▶ **Dataset rows**:
_ _ _

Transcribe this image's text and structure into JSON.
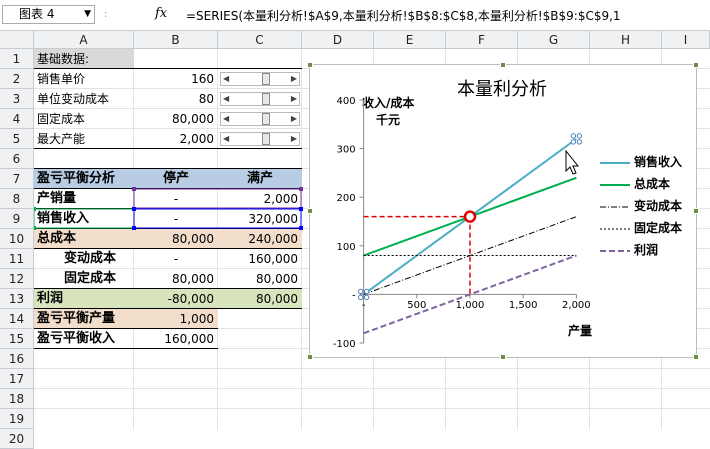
{
  "formula_bar": {
    "name_box": "图表 4",
    "name_box_chevron": "chevron-down",
    "separator": ":",
    "fx_label": "fx",
    "formula": "=SERIES(本量利分析!$A$9,本量利分析!$B$8:$C$8,本量利分析!$B$9:$C$9,1"
  },
  "columns": [
    "A",
    "B",
    "C",
    "D",
    "E",
    "F",
    "G",
    "H",
    "I"
  ],
  "rows": [
    "1",
    "2",
    "3",
    "4",
    "5",
    "6",
    "7",
    "8",
    "9",
    "10",
    "11",
    "12",
    "13",
    "14",
    "15",
    "16",
    "17",
    "18",
    "19",
    "20"
  ],
  "cells": {
    "A1": "基础数据:",
    "A2": "销售单价",
    "B2": "160",
    "A3": "单位变动成本",
    "B3": "80",
    "A4": "固定成本",
    "B4": "80,000",
    "A5": "最大产能",
    "B5": "2,000",
    "A7": "盈亏平衡分析",
    "B7": "停产",
    "C7": "满产",
    "A8": "产销量",
    "B8": "-",
    "C8": "2,000",
    "A9": "销售收入",
    "B9": "-",
    "C9": "320,000",
    "A10": "总成本",
    "B10": "80,000",
    "C10": "240,000",
    "A11": "变动成本",
    "B11": "-",
    "C11": "160,000",
    "A12": "固定成本",
    "B12": "80,000",
    "C12": "80,000",
    "A13": "利润",
    "B13": "-80,000",
    "C13": "80,000",
    "A15": "盈亏平衡产量",
    "B15": "1,000",
    "A16": "盈亏平衡收入",
    "B16": "160,000"
  },
  "sliders": [
    {
      "label": "销售单价",
      "level": 0.55
    },
    {
      "label": "单位变动成本",
      "level": 0.55
    },
    {
      "label": "固定成本",
      "level": 0.55
    },
    {
      "label": "最大产能",
      "level": 0.55
    }
  ],
  "colors": {
    "header_blue": "#b8cce4",
    "peach": "#f2dcca",
    "green_fill": "#d8e4bc",
    "sales": "#4bacc6",
    "total": "#00b050",
    "profit": "#8064a2",
    "break_even": "#e00000"
  },
  "chart_data": {
    "type": "line",
    "title": "本量利分析",
    "ylabel_line1": "收入/成本",
    "ylabel_line2": "千元",
    "xlabel": "产量",
    "xlim": [
      -100,
      2100
    ],
    "ylim": [
      -100,
      400
    ],
    "x_ticks": [
      "-",
      "500",
      "1,000",
      "1,500",
      "2,000"
    ],
    "y_ticks": [
      "-100",
      "-",
      "100",
      "200",
      "300",
      "400"
    ],
    "x_tick_values": [
      0,
      500,
      1000,
      1500,
      2000
    ],
    "y_tick_values": [
      -100,
      0,
      100,
      200,
      300,
      400
    ],
    "series": [
      {
        "name": "销售收入",
        "x": [
          0,
          2000
        ],
        "y": [
          0,
          320
        ]
      },
      {
        "name": "总成本",
        "x": [
          0,
          2000
        ],
        "y": [
          80,
          240
        ]
      },
      {
        "name": "变动成本",
        "x": [
          0,
          2000
        ],
        "y": [
          0,
          160
        ]
      },
      {
        "name": "固定成本",
        "x": [
          0,
          2000
        ],
        "y": [
          80,
          80
        ]
      },
      {
        "name": "利润",
        "x": [
          0,
          2000
        ],
        "y": [
          -80,
          80
        ]
      }
    ],
    "break_even": {
      "x": 1000,
      "y": 160
    },
    "legend_position": "right"
  }
}
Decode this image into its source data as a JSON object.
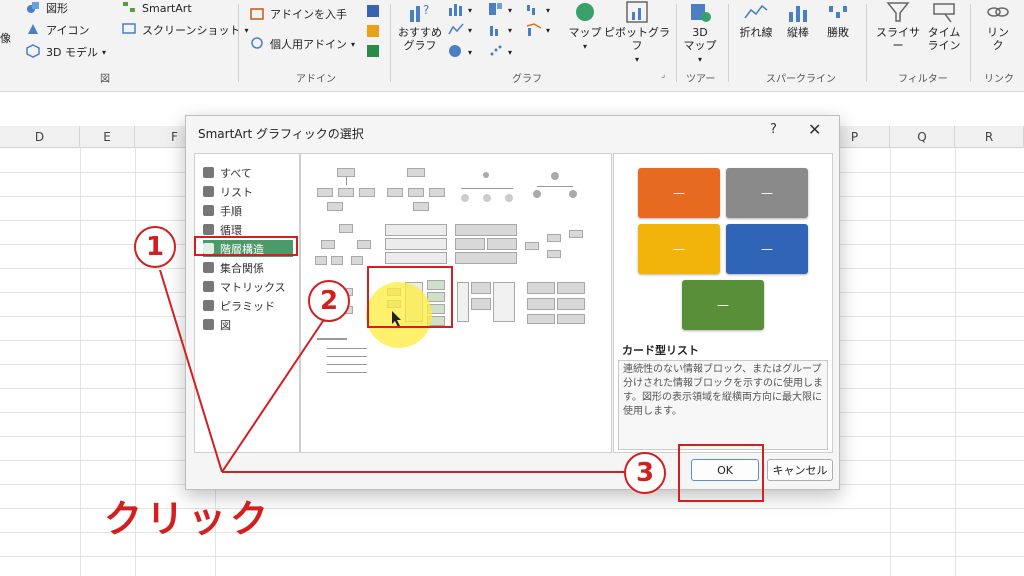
{
  "ribbon": {
    "insert_left": {
      "image_label": "像",
      "shapes_label": "図形",
      "icons_label": "アイコン",
      "model3d_label": "3D モデル",
      "smartart_label": "SmartArt",
      "screenshot_label": "スクリーンショット",
      "group_label": "図"
    },
    "addins": {
      "get_label": "アドインを入手",
      "personal_label": "個人用アドイン",
      "group_label": "アドイン"
    },
    "charts": {
      "recommended_label": "おすすめ\nグラフ",
      "maps_label": "マップ",
      "pivot_label": "ピボットグラフ",
      "group_label": "グラフ"
    },
    "tours": {
      "map3d_label": "3D\nマップ",
      "group_label": "ツアー"
    },
    "sparklines": {
      "line_label": "折れ線",
      "column_label": "縦棒",
      "winloss_label": "勝敗",
      "group_label": "スパークライン"
    },
    "filters": {
      "slicer_label": "スライサー",
      "timeline_label": "タイム\nライン",
      "group_label": "フィルター"
    },
    "links": {
      "link_label": "リン\nク",
      "group_label": "リンク"
    }
  },
  "sheet": {
    "columns": [
      "D",
      "E",
      "F",
      "P",
      "Q",
      "R"
    ]
  },
  "dialog": {
    "title": "SmartArt グラフィックの選択",
    "help": "?",
    "close": "✕",
    "categories": [
      {
        "label": "すべて",
        "icon": "all-icon"
      },
      {
        "label": "リスト",
        "icon": "list-icon"
      },
      {
        "label": "手順",
        "icon": "process-icon"
      },
      {
        "label": "循環",
        "icon": "cycle-icon"
      },
      {
        "label": "階層構造",
        "icon": "hierarchy-icon"
      },
      {
        "label": "集合関係",
        "icon": "relationship-icon"
      },
      {
        "label": "マトリックス",
        "icon": "matrix-icon"
      },
      {
        "label": "ピラミッド",
        "icon": "pyramid-icon"
      },
      {
        "label": "図",
        "icon": "picture-icon"
      }
    ],
    "selected_category": "階層構造",
    "preview": {
      "title": "カード型リスト",
      "description": "連続性のない情報ブロック、またはグループ分けされた情報ブロックを示すのに使用します。図形の表示領域を縦横両方向に最大限に使用します。",
      "colors": [
        "#e66a1f",
        "#8a8a8a",
        "#f2b40b",
        "#2f64b6",
        "#5a8f3a"
      ],
      "box_text": "—"
    },
    "ok_label": "OK",
    "cancel_label": "キャンセル"
  },
  "annotations": {
    "badge1": "1",
    "badge2": "2",
    "badge3": "3",
    "click_text": "クリック",
    "accent": "#d21f1f"
  }
}
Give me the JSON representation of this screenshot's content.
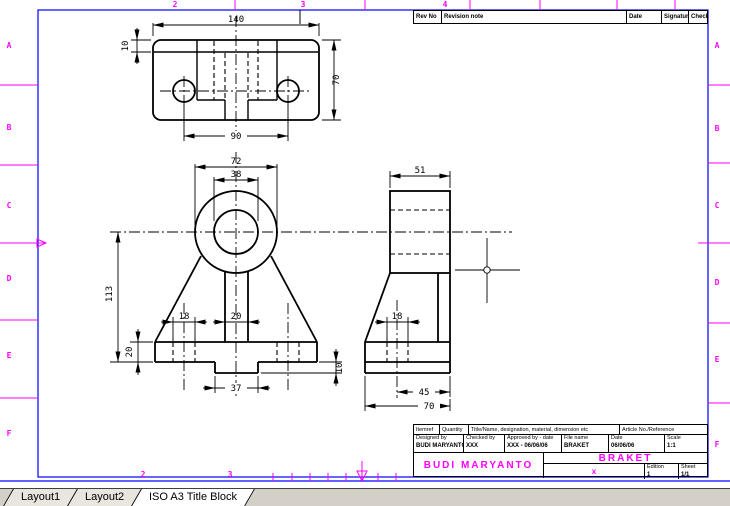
{
  "frame": {
    "left_letters": [
      "A",
      "B",
      "C",
      "D",
      "E",
      "F"
    ],
    "right_letters": [
      "A",
      "B",
      "C",
      "D",
      "E",
      "F"
    ],
    "top_numbers": [
      "2",
      "3",
      "4"
    ],
    "bottom_numbers": [
      "2",
      "3"
    ]
  },
  "revision_table": {
    "rev_no": "Rev No",
    "revision_note": "Revision note",
    "date": "Date",
    "signature": "Signature",
    "checked": "Checked"
  },
  "title_block": {
    "itemref": "Itemref",
    "quantity": "Quantity",
    "title_name": "Title/Name, designation, material, dimension etc",
    "article": "Article No./Reference",
    "designed_label": "Designed by",
    "designed": "BUDI MARYANTO",
    "checked_label": "Checked by",
    "checked": "XXX",
    "approved_label": "Approved by - date",
    "approved": "XXX - 06/06/06",
    "file_label": "File name",
    "file": "BRAKET",
    "date_label": "Date",
    "date": "06/06/06",
    "scale_label": "Scale",
    "scale": "1:1",
    "author": "BUDI MARYANTO",
    "part_title": "BRAKET",
    "mark": "x",
    "edition_label": "Edition",
    "edition": "1",
    "sheet_label": "Sheet",
    "sheet": "1/1"
  },
  "dims": {
    "tv_width": "140",
    "tv_strip": "10",
    "tv_height": "70",
    "tv_holes": "90",
    "fv_boss": "72",
    "fv_bore": "38",
    "fv_height": "113",
    "fv_base_h": "20",
    "fv_hole": "18",
    "fv_stem": "20",
    "fv_tab_w": "37",
    "fv_tab_h": "10",
    "sv_depth": "51",
    "sv_hole": "18",
    "sv_hole_off": "45",
    "sv_base": "70"
  },
  "tabs": {
    "layout1": "Layout1",
    "layout2": "Layout2",
    "iso": "ISO A3 Title Block"
  },
  "colors": {
    "frame_blue": "#0000ff",
    "mark_magenta": "#ff00ff",
    "line_black": "#000000",
    "tabbar_gray": "#d4d0c8"
  }
}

_ _ _

▶ **Exercise objective**: Pull out every line in the material above where "into" occurs.

▶ **The response**:
Transcribe this image's text and structure into JSON.
Decode this image into its source data as a JSON object.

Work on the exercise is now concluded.